# SET EXERCISE:
Pull out all lines from the listing below in which the word "JSON" appears.

[Figure dataset records]
· · · ·

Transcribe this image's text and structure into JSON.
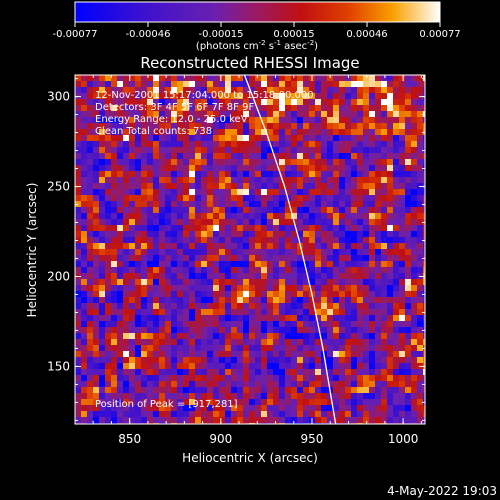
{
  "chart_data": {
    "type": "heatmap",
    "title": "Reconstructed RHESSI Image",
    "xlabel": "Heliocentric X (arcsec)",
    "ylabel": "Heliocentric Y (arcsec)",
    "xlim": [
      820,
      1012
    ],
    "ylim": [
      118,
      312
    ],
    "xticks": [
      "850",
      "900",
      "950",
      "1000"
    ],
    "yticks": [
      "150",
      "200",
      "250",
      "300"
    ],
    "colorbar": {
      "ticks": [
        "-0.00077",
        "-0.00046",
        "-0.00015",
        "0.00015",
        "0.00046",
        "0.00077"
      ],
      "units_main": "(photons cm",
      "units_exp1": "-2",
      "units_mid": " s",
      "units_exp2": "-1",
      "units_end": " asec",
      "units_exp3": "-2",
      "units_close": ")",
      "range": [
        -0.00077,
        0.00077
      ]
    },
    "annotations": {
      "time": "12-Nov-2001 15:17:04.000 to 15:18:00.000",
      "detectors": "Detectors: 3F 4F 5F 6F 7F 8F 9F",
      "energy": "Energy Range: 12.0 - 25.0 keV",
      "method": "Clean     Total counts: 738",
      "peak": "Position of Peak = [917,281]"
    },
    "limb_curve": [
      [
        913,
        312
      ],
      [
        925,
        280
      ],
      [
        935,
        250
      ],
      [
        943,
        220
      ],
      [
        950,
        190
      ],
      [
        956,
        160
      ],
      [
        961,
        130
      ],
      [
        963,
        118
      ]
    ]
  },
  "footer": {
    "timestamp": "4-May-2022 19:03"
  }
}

· · · ·

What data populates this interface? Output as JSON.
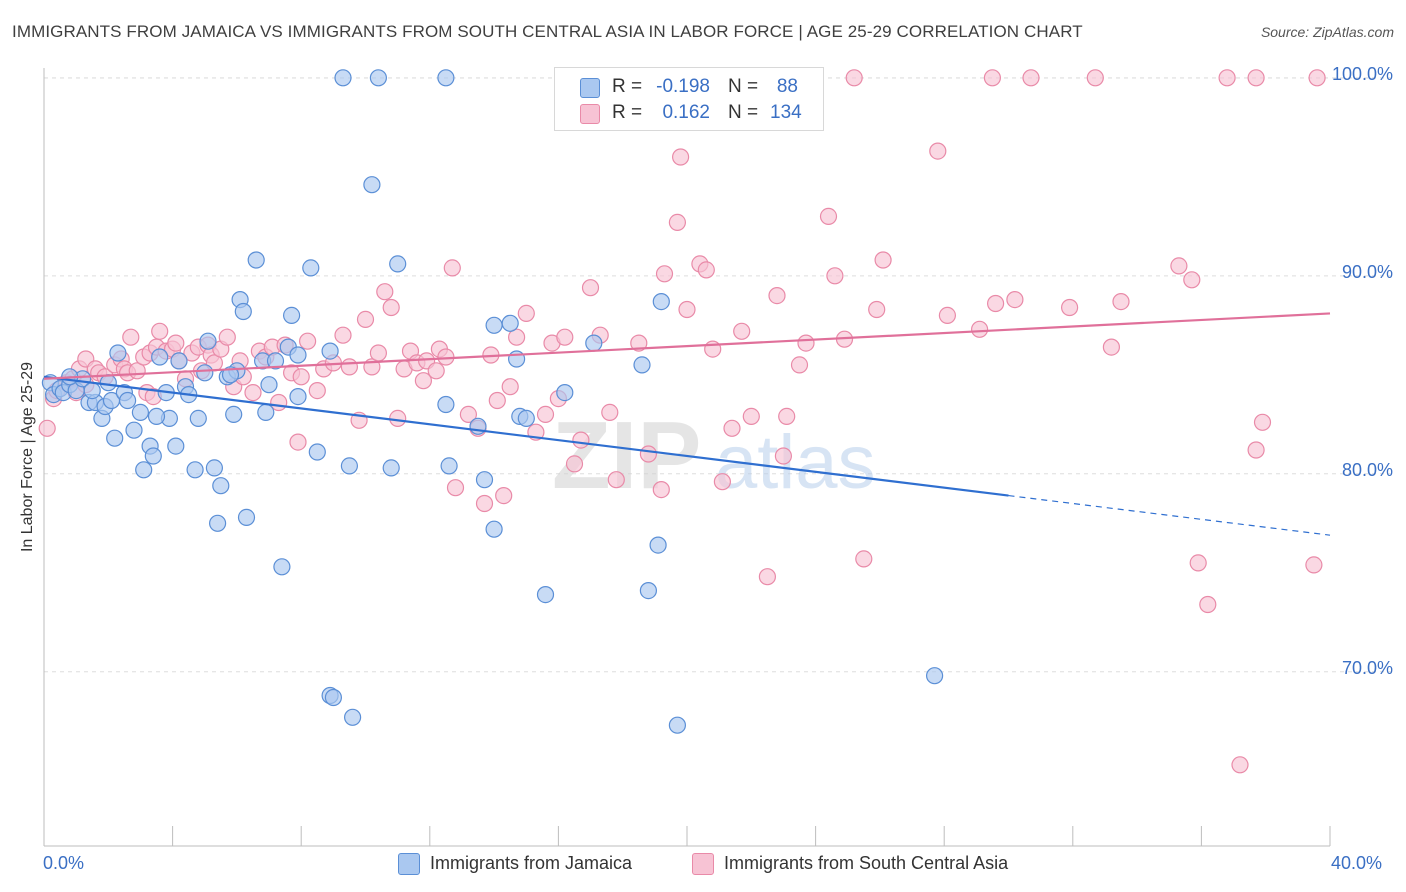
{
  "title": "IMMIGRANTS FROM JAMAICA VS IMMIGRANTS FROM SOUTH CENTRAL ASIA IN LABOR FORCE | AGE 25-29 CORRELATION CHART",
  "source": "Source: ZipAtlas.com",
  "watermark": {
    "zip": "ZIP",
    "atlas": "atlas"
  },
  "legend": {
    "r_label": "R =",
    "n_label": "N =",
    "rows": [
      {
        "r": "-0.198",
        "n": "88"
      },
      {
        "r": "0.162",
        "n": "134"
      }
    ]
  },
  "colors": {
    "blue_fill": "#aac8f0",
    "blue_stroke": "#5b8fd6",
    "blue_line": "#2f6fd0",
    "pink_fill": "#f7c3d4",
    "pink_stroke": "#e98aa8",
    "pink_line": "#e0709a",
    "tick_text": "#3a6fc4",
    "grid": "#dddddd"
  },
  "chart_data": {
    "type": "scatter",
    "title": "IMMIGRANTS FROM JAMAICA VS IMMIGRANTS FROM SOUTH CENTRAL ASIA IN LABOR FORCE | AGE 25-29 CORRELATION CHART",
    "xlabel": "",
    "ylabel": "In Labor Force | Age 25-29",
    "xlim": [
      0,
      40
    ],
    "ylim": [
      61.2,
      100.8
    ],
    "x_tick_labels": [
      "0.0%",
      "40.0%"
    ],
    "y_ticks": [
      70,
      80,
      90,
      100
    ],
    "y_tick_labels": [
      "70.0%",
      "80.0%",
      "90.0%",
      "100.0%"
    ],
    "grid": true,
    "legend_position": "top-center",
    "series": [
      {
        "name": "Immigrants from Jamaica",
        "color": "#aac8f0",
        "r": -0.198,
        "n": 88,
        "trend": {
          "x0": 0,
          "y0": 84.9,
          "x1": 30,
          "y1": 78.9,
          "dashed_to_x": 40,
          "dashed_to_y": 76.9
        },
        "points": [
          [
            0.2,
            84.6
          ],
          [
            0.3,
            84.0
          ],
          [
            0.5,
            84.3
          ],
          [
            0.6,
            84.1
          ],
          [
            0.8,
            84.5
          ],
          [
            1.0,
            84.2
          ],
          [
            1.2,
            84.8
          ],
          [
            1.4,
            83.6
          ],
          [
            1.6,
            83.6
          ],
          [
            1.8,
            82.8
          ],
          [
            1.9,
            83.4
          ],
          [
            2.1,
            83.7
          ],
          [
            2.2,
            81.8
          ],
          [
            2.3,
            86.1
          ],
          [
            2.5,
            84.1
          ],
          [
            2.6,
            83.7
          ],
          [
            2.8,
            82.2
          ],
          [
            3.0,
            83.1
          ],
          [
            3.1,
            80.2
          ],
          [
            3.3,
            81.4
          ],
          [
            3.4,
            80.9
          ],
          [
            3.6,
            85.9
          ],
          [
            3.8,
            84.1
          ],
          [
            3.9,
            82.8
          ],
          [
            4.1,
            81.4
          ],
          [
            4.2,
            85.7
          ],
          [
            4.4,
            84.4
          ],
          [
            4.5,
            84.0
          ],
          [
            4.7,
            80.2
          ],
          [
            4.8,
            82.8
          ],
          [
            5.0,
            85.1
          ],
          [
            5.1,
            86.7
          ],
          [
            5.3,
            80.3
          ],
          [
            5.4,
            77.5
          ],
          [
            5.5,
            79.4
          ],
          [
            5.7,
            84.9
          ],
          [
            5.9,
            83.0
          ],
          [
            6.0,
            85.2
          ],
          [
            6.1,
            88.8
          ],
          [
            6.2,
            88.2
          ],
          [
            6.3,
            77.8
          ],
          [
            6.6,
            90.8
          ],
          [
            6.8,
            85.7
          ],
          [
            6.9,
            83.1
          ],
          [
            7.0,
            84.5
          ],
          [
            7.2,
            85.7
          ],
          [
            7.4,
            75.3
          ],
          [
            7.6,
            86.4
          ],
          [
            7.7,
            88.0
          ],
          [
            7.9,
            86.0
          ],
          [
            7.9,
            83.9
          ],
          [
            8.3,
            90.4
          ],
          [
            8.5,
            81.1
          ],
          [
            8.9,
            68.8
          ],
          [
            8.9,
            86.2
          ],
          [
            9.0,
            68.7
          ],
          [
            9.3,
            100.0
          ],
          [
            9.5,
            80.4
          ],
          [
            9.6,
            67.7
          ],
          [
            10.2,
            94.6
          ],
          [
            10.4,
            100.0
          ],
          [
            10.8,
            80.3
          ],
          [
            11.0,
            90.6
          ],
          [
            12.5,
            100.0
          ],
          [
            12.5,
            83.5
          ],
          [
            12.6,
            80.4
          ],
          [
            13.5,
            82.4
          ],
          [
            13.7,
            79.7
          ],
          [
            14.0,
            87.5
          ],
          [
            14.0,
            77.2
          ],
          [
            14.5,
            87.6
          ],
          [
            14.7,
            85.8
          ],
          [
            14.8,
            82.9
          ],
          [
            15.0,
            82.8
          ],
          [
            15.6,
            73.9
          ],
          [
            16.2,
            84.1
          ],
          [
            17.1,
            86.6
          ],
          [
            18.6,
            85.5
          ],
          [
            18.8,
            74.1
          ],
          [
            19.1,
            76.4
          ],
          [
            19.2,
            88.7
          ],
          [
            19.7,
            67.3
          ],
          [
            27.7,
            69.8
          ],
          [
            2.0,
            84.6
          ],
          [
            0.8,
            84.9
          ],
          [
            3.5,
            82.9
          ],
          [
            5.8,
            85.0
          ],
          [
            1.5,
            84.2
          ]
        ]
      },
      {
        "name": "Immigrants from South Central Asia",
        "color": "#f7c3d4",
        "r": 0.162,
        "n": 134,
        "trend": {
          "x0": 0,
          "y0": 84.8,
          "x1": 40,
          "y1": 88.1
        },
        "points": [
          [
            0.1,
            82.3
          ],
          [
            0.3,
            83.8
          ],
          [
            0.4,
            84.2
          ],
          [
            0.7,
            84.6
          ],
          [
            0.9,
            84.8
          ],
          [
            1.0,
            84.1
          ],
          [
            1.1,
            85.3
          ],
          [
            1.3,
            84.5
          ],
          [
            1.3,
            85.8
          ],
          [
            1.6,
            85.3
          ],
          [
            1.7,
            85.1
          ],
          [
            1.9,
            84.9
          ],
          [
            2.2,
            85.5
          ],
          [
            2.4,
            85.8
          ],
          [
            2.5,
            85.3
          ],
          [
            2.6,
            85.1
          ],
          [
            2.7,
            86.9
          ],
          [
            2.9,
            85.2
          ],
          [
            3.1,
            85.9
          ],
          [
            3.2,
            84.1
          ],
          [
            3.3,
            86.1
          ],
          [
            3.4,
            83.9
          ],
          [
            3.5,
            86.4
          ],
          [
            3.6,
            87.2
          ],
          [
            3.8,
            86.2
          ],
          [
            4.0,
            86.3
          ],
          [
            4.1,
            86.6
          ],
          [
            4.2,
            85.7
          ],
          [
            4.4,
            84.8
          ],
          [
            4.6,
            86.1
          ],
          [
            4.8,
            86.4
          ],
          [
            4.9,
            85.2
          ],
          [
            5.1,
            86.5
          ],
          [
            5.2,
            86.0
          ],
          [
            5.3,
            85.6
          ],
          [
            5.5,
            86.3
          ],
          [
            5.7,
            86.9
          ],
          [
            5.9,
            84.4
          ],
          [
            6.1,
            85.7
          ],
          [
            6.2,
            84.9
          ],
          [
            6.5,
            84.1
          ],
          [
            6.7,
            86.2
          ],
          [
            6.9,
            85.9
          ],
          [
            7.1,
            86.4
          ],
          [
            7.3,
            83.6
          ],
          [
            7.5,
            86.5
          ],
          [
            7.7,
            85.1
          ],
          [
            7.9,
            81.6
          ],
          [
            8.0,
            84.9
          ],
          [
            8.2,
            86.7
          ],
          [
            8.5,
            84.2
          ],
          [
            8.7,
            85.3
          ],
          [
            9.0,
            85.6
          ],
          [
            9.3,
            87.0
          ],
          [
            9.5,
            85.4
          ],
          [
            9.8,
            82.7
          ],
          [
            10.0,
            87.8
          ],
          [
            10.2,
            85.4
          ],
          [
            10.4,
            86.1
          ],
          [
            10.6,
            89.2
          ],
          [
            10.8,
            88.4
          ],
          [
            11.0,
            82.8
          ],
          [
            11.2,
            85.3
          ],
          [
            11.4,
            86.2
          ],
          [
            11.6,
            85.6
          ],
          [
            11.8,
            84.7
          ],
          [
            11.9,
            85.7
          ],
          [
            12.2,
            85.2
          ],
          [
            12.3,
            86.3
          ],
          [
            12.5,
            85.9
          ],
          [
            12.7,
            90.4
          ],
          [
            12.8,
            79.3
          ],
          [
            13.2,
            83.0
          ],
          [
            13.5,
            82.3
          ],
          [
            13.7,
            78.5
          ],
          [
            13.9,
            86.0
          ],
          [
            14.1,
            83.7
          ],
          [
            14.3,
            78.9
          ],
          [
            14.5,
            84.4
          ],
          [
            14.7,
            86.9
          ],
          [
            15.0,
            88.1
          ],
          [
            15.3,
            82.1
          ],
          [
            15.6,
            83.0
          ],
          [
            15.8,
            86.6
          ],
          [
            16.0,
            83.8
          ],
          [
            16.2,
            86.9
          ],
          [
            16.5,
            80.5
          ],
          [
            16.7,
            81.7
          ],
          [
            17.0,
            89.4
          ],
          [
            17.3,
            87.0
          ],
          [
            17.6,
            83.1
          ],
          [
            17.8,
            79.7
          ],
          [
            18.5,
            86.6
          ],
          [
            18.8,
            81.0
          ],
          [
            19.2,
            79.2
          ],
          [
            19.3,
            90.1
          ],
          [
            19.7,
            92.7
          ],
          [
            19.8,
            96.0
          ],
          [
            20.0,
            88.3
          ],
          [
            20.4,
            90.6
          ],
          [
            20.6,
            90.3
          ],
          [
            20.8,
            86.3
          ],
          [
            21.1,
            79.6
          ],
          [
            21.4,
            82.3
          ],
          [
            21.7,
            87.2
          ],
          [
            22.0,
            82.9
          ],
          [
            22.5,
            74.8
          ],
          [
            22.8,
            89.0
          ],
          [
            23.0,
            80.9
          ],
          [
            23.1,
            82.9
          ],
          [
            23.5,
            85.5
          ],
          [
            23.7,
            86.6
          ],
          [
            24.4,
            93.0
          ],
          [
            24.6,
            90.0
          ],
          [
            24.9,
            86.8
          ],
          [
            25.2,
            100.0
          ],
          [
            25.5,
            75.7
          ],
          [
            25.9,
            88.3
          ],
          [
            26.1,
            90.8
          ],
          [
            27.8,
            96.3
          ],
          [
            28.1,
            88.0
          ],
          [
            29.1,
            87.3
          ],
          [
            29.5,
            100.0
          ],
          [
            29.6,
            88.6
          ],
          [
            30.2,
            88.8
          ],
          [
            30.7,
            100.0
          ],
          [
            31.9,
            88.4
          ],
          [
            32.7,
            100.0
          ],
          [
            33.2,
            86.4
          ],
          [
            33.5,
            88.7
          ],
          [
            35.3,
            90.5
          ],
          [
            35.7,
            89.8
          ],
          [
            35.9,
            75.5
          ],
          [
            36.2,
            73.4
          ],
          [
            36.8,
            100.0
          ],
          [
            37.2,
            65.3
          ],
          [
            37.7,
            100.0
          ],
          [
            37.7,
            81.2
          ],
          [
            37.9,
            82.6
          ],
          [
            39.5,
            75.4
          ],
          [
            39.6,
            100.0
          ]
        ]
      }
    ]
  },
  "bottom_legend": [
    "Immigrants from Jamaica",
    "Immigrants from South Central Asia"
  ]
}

· · · ·

# TASK RESPONSE:
Transcribe this image's text and structure into JSON.
What data populates this interface? Output as JSON.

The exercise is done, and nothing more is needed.